■ **EXERCISE INSTRUCTIONS**: Pull every line containing the word "color" from the records.

[Records from a dataset]

○ ○ ○

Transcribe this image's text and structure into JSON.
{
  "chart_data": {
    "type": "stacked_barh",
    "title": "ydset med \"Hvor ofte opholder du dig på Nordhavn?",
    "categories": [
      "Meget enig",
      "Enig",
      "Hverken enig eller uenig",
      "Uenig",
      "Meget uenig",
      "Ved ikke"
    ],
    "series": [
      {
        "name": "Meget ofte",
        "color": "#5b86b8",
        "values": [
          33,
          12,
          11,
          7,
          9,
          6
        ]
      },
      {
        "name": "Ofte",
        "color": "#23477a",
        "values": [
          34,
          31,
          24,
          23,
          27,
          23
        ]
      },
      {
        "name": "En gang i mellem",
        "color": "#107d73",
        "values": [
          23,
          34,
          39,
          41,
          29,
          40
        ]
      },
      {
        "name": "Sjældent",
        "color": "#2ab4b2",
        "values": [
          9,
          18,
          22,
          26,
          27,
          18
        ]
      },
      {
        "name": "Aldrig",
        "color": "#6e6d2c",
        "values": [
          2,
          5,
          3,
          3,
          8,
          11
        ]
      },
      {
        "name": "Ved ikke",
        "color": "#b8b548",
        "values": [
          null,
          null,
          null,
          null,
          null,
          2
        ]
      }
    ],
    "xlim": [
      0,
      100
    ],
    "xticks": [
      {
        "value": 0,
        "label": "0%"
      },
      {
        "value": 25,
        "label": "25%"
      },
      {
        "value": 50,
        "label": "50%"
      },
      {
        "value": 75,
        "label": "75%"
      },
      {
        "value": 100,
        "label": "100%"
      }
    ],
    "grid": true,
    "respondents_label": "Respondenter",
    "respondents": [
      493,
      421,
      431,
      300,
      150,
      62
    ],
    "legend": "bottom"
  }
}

○ ○ ○

■ **REPLY**:
        "color": "#5b86b8",
        "color": "#23477a",
        "color": "#107d73",
        "color": "#2ab4b2",
        "color": "#6e6d2c",
        "color": "#b8b548",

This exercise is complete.